Do not carry the pictures over; copy every other part of the entries exactly.

--- Raw records ---

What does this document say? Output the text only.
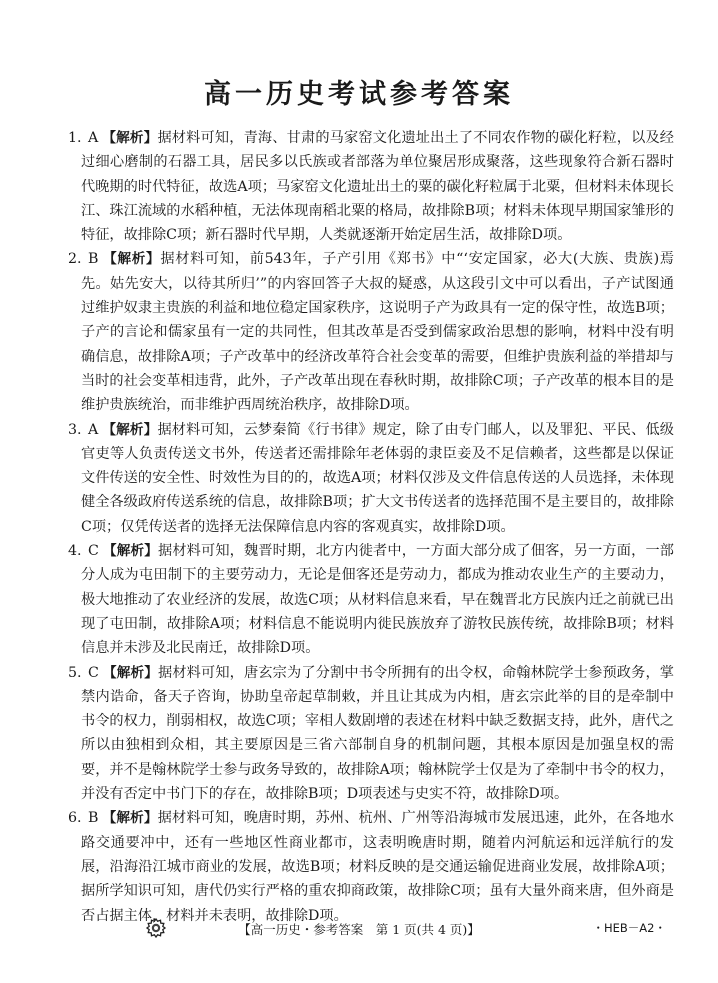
高一历史考试参考答案
1. A 【解析】据材料可知，青海、甘肃的马家窑文化遗址出土了不同农作物的碳化籽粒，以及经过细心磨制的石器工具，居民多以氏族或者部落为单位聚居形成聚落，这些现象符合新石器时代晚期的时代特征，故选A项；马家窑文化遗址出土的粟的碳化籽粒属于北粟，但材料未体现长江、珠江流域的水稻种植，无法体现南稻北粟的格局，故排除B项；材料未体现早期国家雏形的特征，故排除C项；新石器时代早期，人类就逐渐开始定居生活，故排除D项。
2. B 【解析】据材料可知，前543年，子产引用《郑书》中“‘安定国家，必大(大族、贵族)焉先。姑先安大，以待其所归’”的内容回答子大叔的疑惑，从这段引文中可以看出，子产试图通过维护奴隶主贵族的利益和地位稳定国家秩序，这说明子产为政具有一定的保守性，故选B项；子产的言论和儒家虽有一定的共同性，但其改革是否受到儒家政治思想的影响，材料中没有明确信息，故排除A项；子产改革中的经济改革符合社会变革的需要，但维护贵族利益的举措却与当时的社会变革相违背，此外，子产改革出现在春秋时期，故排除C项；子产改革的根本目的是维护贵族统治，而非维护西周统治秩序，故排除D项。
3. A 【解析】据材料可知，云梦秦简《行书律》规定，除了由专门邮人，以及罪犯、平民、低级官吏等人负责传送文书外，传送者还需排除年老体弱的隶臣妾及不足信赖者，这些都是以保证文件传送的安全性、时效性为目的的，故选A项；材料仅涉及文件信息传送的人员选择，未体现健全各级政府传送系统的信息，故排除B项；扩大文书传送者的选择范围不是主要目的，故排除C项；仅凭传送者的选择无法保障信息内容的客观真实，故排除D项。
4. C 【解析】据材料可知，魏晋时期，北方内徙者中，一方面大部分成了佃客，另一方面，一部分人成为屯田制下的主要劳动力，无论是佃客还是劳动力，都成为推动农业生产的主要动力，极大地推动了农业经济的发展，故选C项；从材料信息来看，早在魏晋北方民族内迁之前就已出现了屯田制，故排除A项；材料信息不能说明内徙民族放弃了游牧民族传统，故排除B项；材料信息并未涉及北民南迁，故排除D项。
5. C 【解析】据材料可知，唐玄宗为了分割中书令所拥有的出令权，命翰林院学士参预政务，掌禁内诰命，备天子咨询，协助皇帝起草制敕，并且让其成为内相，唐玄宗此举的目的是牵制中书令的权力，削弱相权，故选C项；宰相人数剧增的表述在材料中缺乏数据支持，此外，唐代之所以由独相到众相，其主要原因是三省六部制自身的机制问题，其根本原因是加强皇权的需要，并不是翰林院学士参与政务导致的，故排除A项；翰林院学士仅是为了牵制中书令的权力，并没有否定中书门下的存在，故排除B项；D项表述与史实不符，故排除D项。
6. B 【解析】据材料可知，晚唐时期，苏州、杭州、广州等沿海城市发展迅速，此外，在各地水路交通要冲中，还有一些地区性商业都市，这表明晚唐时期，随着内河航运和远洋航行的发展，沿海沿江城市商业的发展，故选B项；材料反映的是交通运输促进商业发展，故排除A项；据所学知识可知，唐代仍实行严格的重农抑商政策，故排除C项；虽有大量外商来唐，但外商是否占据主体，材料并未表明，故排除D项。
【高一历史・参考答案　第 1 页(共 4 页)】	・HEB－A2・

---

## Task solution
What does this document say? Output the text only.
高一历史考试参考答案
1. A 【解析】据材料可知，青海、甘肃的马家窑文化遗址出土了不同农作物的碳化籽粒，以及经过细心磨制的石器工具，居民多以氏族或者部落为单位聚居形成聚落，这些现象符合新石器时代晚期的时代特征，故选A项；马家窑文化遗址出土的粟的碳化籽粒属于北粟，但材料未体现长江、珠江流域的水稻种植，无法体现南稻北粟的格局，故排除B项；材料未体现早期国家雏形的特征，故排除C项；新石器时代早期，人类就逐渐开始定居生活，故排除D项。
2. B 【解析】据材料可知，前543年，子产引用《郑书》中“‘安定国家，必大(大族、贵族)焉先。姑先安大，以待其所归’”的内容回答子大叔的疑惑，从这段引文中可以看出，子产试图通过维护奴隶主贵族的利益和地位稳定国家秩序，这说明子产为政具有一定的保守性，故选B项；子产的言论和儒家虽有一定的共同性，但其改革是否受到儒家政治思想的影响，材料中没有明确信息，故排除A项；子产改革中的经济改革符合社会变革的需要，但维护贵族利益的举措却与当时的社会变革相违背，此外，子产改革出现在春秋时期，故排除C项；子产改革的根本目的是维护贵族统治，而非维护西周统治秩序，故排除D项。
3. A 【解析】据材料可知，云梦秦简《行书律》规定，除了由专门邮人，以及罪犯、平民、低级官吏等人负责传送文书外，传送者还需排除年老体弱的隶臣妾及不足信赖者，这些都是以保证文件传送的安全性、时效性为目的的，故选A项；材料仅涉及文件信息传送的人员选择，未体现健全各级政府传送系统的信息，故排除B项；扩大文书传送者的选择范围不是主要目的，故排除C项；仅凭传送者的选择无法保障信息内容的客观真实，故排除D项。
4. C 【解析】据材料可知，魏晋时期，北方内徙者中，一方面大部分成了佃客，另一方面，一部分人成为屯田制下的主要劳动力，无论是佃客还是劳动力，都成为推动农业生产的主要动力，极大地推动了农业经济的发展，故选C项；从材料信息来看，早在魏晋北方民族内迁之前就已出现了屯田制，故排除A项；材料信息不能说明内徙民族放弃了游牧民族传统，故排除B项；材料信息并未涉及北民南迁，故排除D项。
5. C 【解析】据材料可知，唐玄宗为了分割中书令所拥有的出令权，命翰林院学士参预政务，掌禁内诰命，备天子咨询，协助皇帝起草制敕，并且让其成为内相，唐玄宗此举的目的是牵制中书令的权力，削弱相权，故选C项；宰相人数剧增的表述在材料中缺乏数据支持，此外，唐代之所以由独相到众相，其主要原因是三省六部制自身的机制问题，其根本原因是加强皇权的需要，并不是翰林院学士参与政务导致的，故排除A项；翰林院学士仅是为了牵制中书令的权力，并没有否定中书门下的存在，故排除B项；D项表述与史实不符，故排除D项。
6. B 【解析】据材料可知，晚唐时期，苏州、杭州、广州等沿海城市发展迅速，此外，在各地水路交通要冲中，还有一些地区性商业都市，这表明晚唐时期，随着内河航运和远洋航行的发展，沿海沿江城市商业的发展，故选B项；材料反映的是交通运输促进商业发展，故排除A项；据所学知识可知，唐代仍实行严格的重农抑商政策，故排除C项；虽有大量外商来唐，但外商是否占据主体，材料并未表明，故排除D项。
【高一历史・参考答案　第 1 页(共 4 页)】	・HEB－A2・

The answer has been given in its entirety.